-- Start Given entries --

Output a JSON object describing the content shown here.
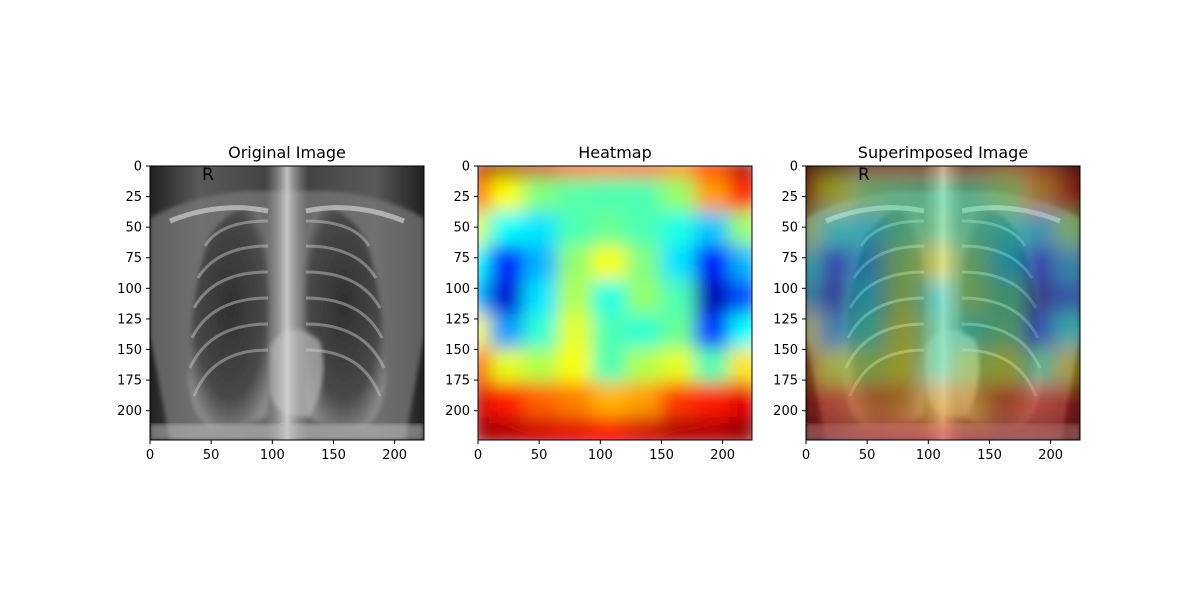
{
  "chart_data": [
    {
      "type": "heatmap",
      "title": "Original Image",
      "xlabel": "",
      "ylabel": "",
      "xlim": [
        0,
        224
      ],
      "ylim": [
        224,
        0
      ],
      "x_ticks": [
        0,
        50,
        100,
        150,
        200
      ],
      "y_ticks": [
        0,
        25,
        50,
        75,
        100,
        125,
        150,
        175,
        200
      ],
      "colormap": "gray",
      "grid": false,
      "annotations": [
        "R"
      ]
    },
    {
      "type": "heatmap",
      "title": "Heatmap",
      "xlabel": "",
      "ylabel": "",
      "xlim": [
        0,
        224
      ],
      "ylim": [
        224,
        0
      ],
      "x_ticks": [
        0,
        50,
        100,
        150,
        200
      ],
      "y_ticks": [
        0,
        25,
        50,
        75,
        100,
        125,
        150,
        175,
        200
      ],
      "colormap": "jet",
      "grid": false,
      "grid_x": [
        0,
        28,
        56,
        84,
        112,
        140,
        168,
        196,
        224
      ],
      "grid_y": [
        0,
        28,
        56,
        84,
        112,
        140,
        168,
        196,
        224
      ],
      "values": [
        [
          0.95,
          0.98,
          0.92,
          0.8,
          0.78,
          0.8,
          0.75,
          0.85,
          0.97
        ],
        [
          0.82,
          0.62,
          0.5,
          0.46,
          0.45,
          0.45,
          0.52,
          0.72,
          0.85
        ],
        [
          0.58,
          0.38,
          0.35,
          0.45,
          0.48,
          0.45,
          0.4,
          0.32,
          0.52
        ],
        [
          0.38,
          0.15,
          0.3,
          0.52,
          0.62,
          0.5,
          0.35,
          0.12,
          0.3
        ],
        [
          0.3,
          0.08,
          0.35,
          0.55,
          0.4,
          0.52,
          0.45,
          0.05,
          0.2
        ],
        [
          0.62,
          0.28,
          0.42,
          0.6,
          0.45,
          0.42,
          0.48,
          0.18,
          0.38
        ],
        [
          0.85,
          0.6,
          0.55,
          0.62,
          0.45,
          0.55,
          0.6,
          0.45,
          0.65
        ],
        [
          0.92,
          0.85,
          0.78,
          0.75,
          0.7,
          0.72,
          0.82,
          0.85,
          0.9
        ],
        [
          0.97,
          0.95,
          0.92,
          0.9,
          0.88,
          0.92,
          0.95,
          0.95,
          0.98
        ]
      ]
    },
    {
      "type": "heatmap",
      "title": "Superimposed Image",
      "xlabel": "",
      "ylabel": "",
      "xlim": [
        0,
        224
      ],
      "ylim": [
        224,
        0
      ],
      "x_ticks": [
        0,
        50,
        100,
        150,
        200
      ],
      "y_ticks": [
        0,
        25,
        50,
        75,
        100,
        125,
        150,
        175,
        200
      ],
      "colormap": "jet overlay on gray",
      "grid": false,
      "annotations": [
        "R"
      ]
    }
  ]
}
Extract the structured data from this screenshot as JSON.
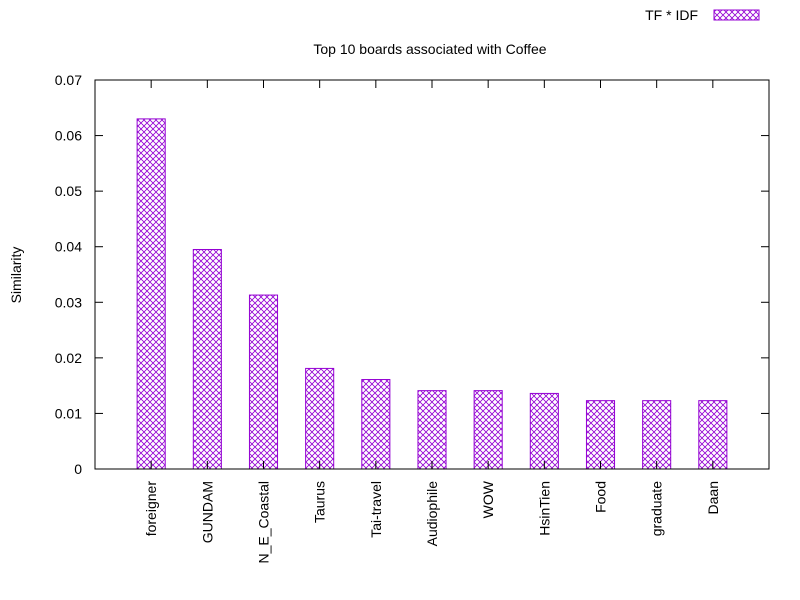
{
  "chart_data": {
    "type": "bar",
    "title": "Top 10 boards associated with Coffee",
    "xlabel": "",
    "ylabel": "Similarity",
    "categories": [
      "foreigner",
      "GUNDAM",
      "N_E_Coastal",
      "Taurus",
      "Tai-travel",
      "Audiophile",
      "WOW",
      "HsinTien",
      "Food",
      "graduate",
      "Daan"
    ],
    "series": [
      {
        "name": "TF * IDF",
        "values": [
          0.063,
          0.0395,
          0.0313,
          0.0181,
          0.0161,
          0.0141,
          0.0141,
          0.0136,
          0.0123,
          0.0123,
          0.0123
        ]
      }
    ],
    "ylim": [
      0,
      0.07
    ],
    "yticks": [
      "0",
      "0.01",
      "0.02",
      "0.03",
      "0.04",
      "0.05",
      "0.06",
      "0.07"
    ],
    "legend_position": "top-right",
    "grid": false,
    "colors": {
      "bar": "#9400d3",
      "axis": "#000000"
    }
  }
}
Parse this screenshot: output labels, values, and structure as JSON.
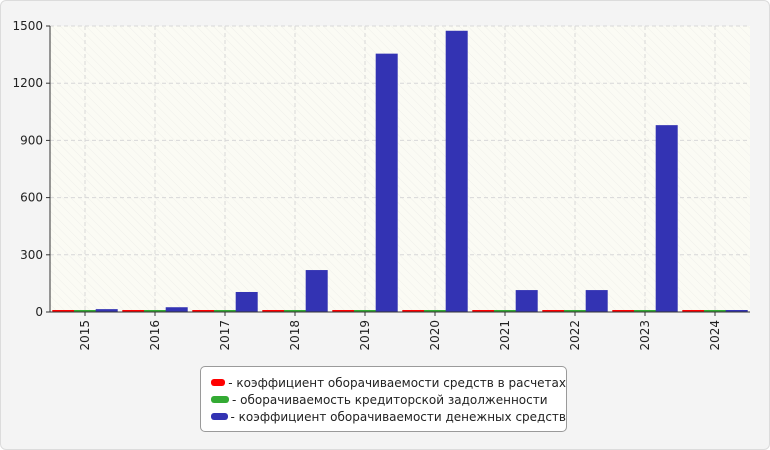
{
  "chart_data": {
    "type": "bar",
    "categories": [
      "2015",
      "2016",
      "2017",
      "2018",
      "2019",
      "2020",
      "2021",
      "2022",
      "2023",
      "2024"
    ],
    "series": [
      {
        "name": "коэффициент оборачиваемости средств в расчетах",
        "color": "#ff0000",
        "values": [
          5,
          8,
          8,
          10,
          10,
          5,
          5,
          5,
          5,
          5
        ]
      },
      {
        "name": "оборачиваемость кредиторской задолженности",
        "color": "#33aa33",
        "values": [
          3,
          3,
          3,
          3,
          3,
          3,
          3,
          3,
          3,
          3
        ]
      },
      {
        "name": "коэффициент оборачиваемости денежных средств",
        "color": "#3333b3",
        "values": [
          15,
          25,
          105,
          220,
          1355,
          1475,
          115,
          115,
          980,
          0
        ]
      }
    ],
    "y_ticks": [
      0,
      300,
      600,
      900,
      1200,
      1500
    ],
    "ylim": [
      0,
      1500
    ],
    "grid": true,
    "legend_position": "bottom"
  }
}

-- End Given entries --

Task to carry out: Repeat the data exactly, excluding the pictures.

Final result:
Output a JSON object describing the content shown here.
{
  "chart_data": [
    {
      "type": "heatmap",
      "title": "Original Image",
      "xlabel": "",
      "ylabel": "",
      "xlim": [
        0,
        224
      ],
      "ylim": [
        224,
        0
      ],
      "x_ticks": [
        0,
        50,
        100,
        150,
        200
      ],
      "y_ticks": [
        0,
        25,
        50,
        75,
        100,
        125,
        150,
        175,
        200
      ],
      "colormap": "gray",
      "grid": false,
      "annotations": [
        "R"
      ]
    },
    {
      "type": "heatmap",
      "title": "Heatmap",
      "xlabel": "",
      "ylabel": "",
      "xlim": [
        0,
        224
      ],
      "ylim": [
        224,
        0
      ],
      "x_ticks": [
        0,
        50,
        100,
        150,
        200
      ],
      "y_ticks": [
        0,
        25,
        50,
        75,
        100,
        125,
        150,
        175,
        200
      ],
      "colormap": "jet",
      "grid": false,
      "grid_x": [
        0,
        28,
        56,
        84,
        112,
        140,
        168,
        196,
        224
      ],
      "grid_y": [
        0,
        28,
        56,
        84,
        112,
        140,
        168,
        196,
        224
      ],
      "values": [
        [
          0.95,
          0.98,
          0.92,
          0.8,
          0.78,
          0.8,
          0.75,
          0.85,
          0.97
        ],
        [
          0.82,
          0.62,
          0.5,
          0.46,
          0.45,
          0.45,
          0.52,
          0.72,
          0.85
        ],
        [
          0.58,
          0.38,
          0.35,
          0.45,
          0.48,
          0.45,
          0.4,
          0.32,
          0.52
        ],
        [
          0.38,
          0.15,
          0.3,
          0.52,
          0.62,
          0.5,
          0.35,
          0.12,
          0.3
        ],
        [
          0.3,
          0.08,
          0.35,
          0.55,
          0.4,
          0.52,
          0.45,
          0.05,
          0.2
        ],
        [
          0.62,
          0.28,
          0.42,
          0.6,
          0.45,
          0.42,
          0.48,
          0.18,
          0.38
        ],
        [
          0.85,
          0.6,
          0.55,
          0.62,
          0.45,
          0.55,
          0.6,
          0.45,
          0.65
        ],
        [
          0.92,
          0.85,
          0.78,
          0.75,
          0.7,
          0.72,
          0.82,
          0.85,
          0.9
        ],
        [
          0.97,
          0.95,
          0.92,
          0.9,
          0.88,
          0.92,
          0.95,
          0.95,
          0.98
        ]
      ]
    },
    {
      "type": "heatmap",
      "title": "Superimposed Image",
      "xlabel": "",
      "ylabel": "",
      "xlim": [
        0,
        224
      ],
      "ylim": [
        224,
        0
      ],
      "x_ticks": [
        0,
        50,
        100,
        150,
        200
      ],
      "y_ticks": [
        0,
        25,
        50,
        75,
        100,
        125,
        150,
        175,
        200
      ],
      "colormap": "jet overlay on gray",
      "grid": false,
      "annotations": [
        "R"
      ]
    }
  ]
}
Extract the structured data from this screenshot as JSON.
{
  "chart_data": {
    "type": "bar",
    "title": "Top 10 boards associated with Coffee",
    "xlabel": "",
    "ylabel": "Similarity",
    "categories": [
      "foreigner",
      "GUNDAM",
      "N_E_Coastal",
      "Taurus",
      "Tai-travel",
      "Audiophile",
      "WOW",
      "HsinTien",
      "Food",
      "graduate",
      "Daan"
    ],
    "series": [
      {
        "name": "TF * IDF",
        "values": [
          0.063,
          0.0395,
          0.0313,
          0.0181,
          0.0161,
          0.0141,
          0.0141,
          0.0136,
          0.0123,
          0.0123,
          0.0123
        ]
      }
    ],
    "ylim": [
      0,
      0.07
    ],
    "yticks": [
      "0",
      "0.01",
      "0.02",
      "0.03",
      "0.04",
      "0.05",
      "0.06",
      "0.07"
    ],
    "legend_position": "top-right",
    "grid": false,
    "colors": {
      "bar": "#9400d3",
      "axis": "#000000"
    }
  }
}
Parse this screenshot: output labels, values, and structure as JSON.
{
  "chart_data": {
    "type": "bar",
    "categories": [
      "2015",
      "2016",
      "2017",
      "2018",
      "2019",
      "2020",
      "2021",
      "2022",
      "2023",
      "2024"
    ],
    "series": [
      {
        "name": "коэффициент оборачиваемости средств в расчетах",
        "color": "#ff0000",
        "values": [
          5,
          8,
          8,
          10,
          10,
          5,
          5,
          5,
          5,
          5
        ]
      },
      {
        "name": "оборачиваемость кредиторской задолженности",
        "color": "#33aa33",
        "values": [
          3,
          3,
          3,
          3,
          3,
          3,
          3,
          3,
          3,
          3
        ]
      },
      {
        "name": "коэффициент оборачиваемости денежных средств",
        "color": "#3333b3",
        "values": [
          15,
          25,
          105,
          220,
          1355,
          1475,
          115,
          115,
          980,
          0
        ]
      }
    ],
    "y_ticks": [
      0,
      300,
      600,
      900,
      1200,
      1500
    ],
    "ylim": [
      0,
      1500
    ],
    "grid": true,
    "legend_position": "bottom"
  }
}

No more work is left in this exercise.